▸ Provided information:
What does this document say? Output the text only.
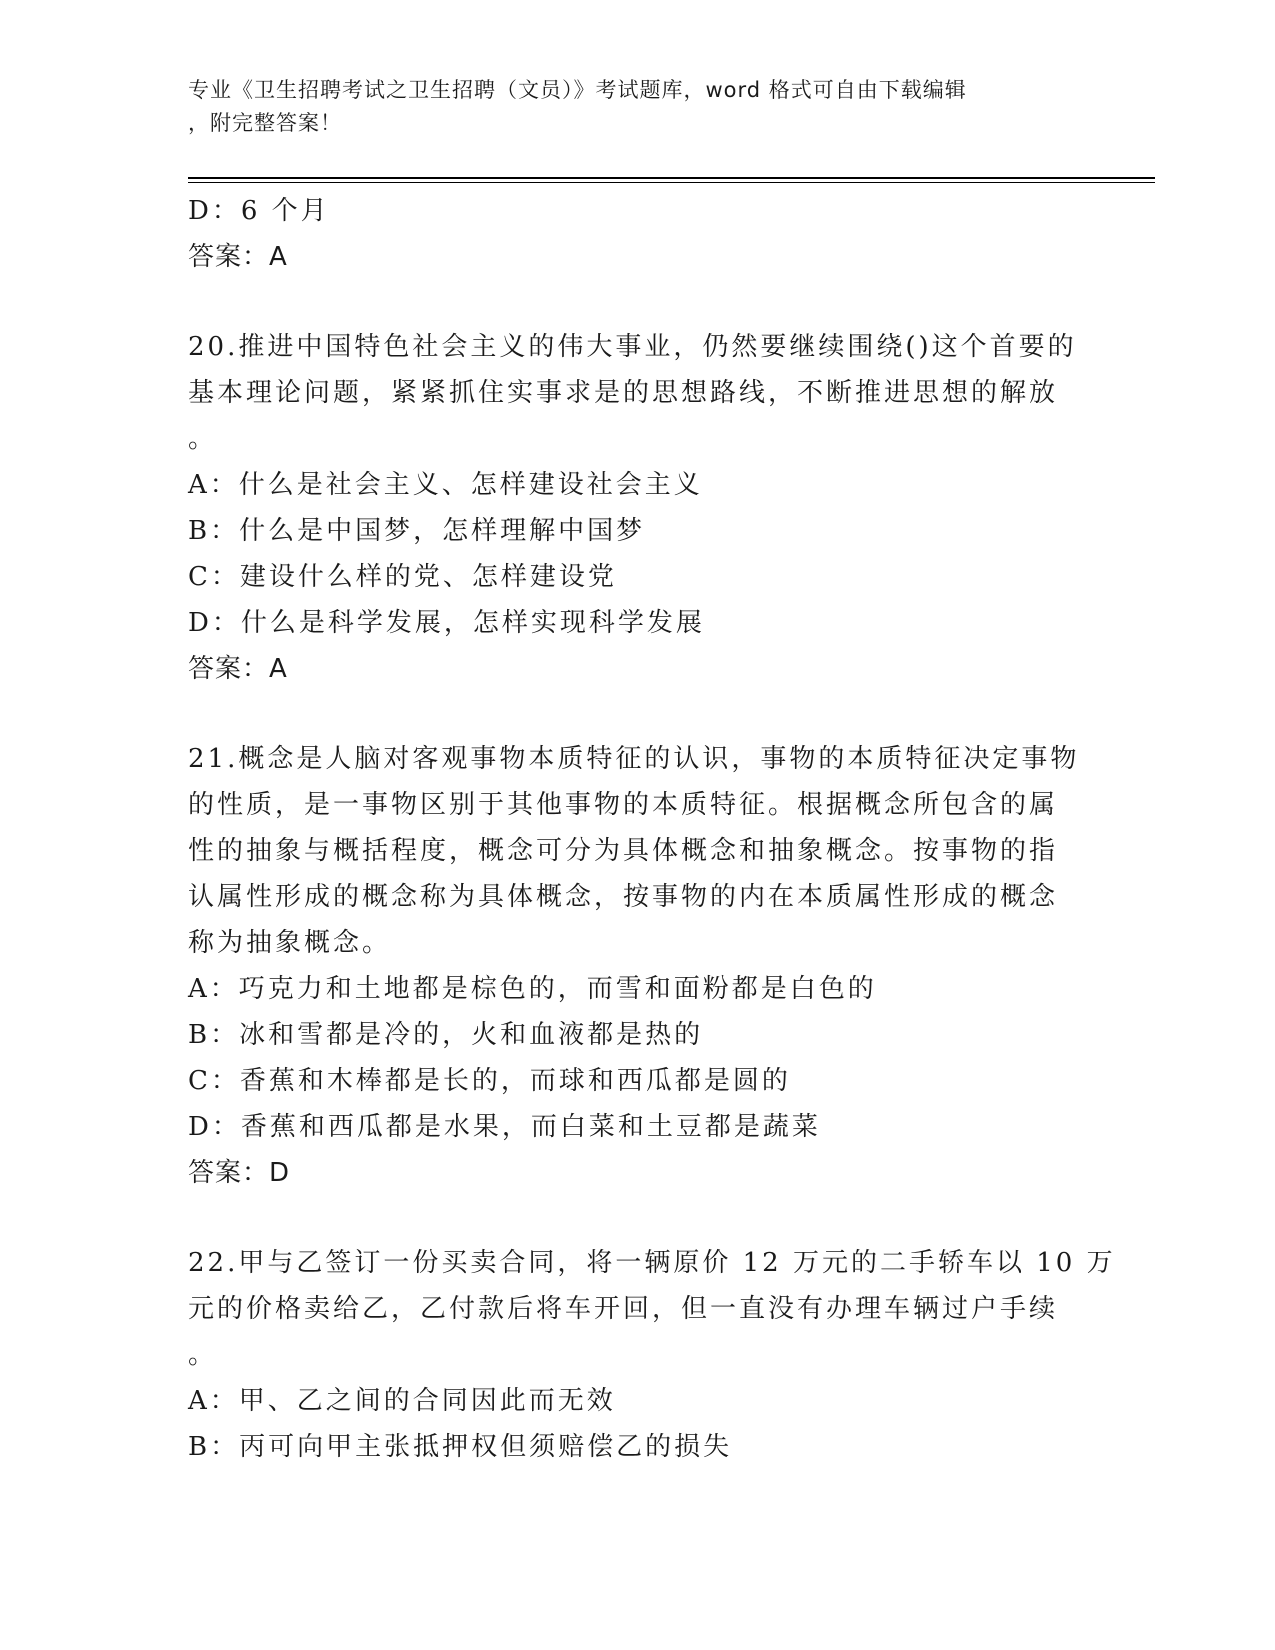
专业《卫生招聘考试之卫生招聘（文员）》考试题库，word 格式可自由下载编辑
，附完整答案！
D：6 个月
答案：A
20.推进中国特色社会主义的伟大事业，仍然要继续围绕()这个首要的
基本理论问题，紧紧抓住实事求是的思想路线，不断推进思想的解放
。
A：什么是社会主义、怎样建设社会主义
B：什么是中国梦，怎样理解中国梦
C：建设什么样的党、怎样建设党
D：什么是科学发展，怎样实现科学发展
答案：A
21.概念是人脑对客观事物本质特征的认识，事物的本质特征决定事物
的性质，是一事物区别于其他事物的本质特征。根据概念所包含的属
性的抽象与概括程度，概念可分为具体概念和抽象概念。按事物的指
认属性形成的概念称为具体概念，按事物的内在本质属性形成的概念
称为抽象概念。
A：巧克力和土地都是棕色的，而雪和面粉都是白色的
B：冰和雪都是冷的，火和血液都是热的
C：香蕉和木棒都是长的，而球和西瓜都是圆的
D：香蕉和西瓜都是水果，而白菜和土豆都是蔬菜
答案：D
22.甲与乙签订一份买卖合同，将一辆原价 12 万元的二手轿车以 10 万
元的价格卖给乙，乙付款后将车开回，但一直没有办理车辆过户手续
。
A：甲、乙之间的合同因此而无效
B：丙可向甲主张抵押权但须赔偿乙的损失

▸ What you will do:
Return the full material word for word. Do not include the pictures.

▸ Task answer:
What does this document say? Output the text only.
专业《卫生招聘考试之卫生招聘（文员）》考试题库，word 格式可自由下载编辑
，附完整答案！
D：6 个月
答案：A
20.推进中国特色社会主义的伟大事业，仍然要继续围绕()这个首要的
基本理论问题，紧紧抓住实事求是的思想路线，不断推进思想的解放
。
A：什么是社会主义、怎样建设社会主义
B：什么是中国梦，怎样理解中国梦
C：建设什么样的党、怎样建设党
D：什么是科学发展，怎样实现科学发展
答案：A
21.概念是人脑对客观事物本质特征的认识，事物的本质特征决定事物
的性质，是一事物区别于其他事物的本质特征。根据概念所包含的属
性的抽象与概括程度，概念可分为具体概念和抽象概念。按事物的指
认属性形成的概念称为具体概念，按事物的内在本质属性形成的概念
称为抽象概念。
A：巧克力和土地都是棕色的，而雪和面粉都是白色的
B：冰和雪都是冷的，火和血液都是热的
C：香蕉和木棒都是长的，而球和西瓜都是圆的
D：香蕉和西瓜都是水果，而白菜和土豆都是蔬菜
答案：D
22.甲与乙签订一份买卖合同，将一辆原价 12 万元的二手轿车以 10 万
元的价格卖给乙，乙付款后将车开回，但一直没有办理车辆过户手续
。
A：甲、乙之间的合同因此而无效
B：丙可向甲主张抵押权但须赔偿乙的损失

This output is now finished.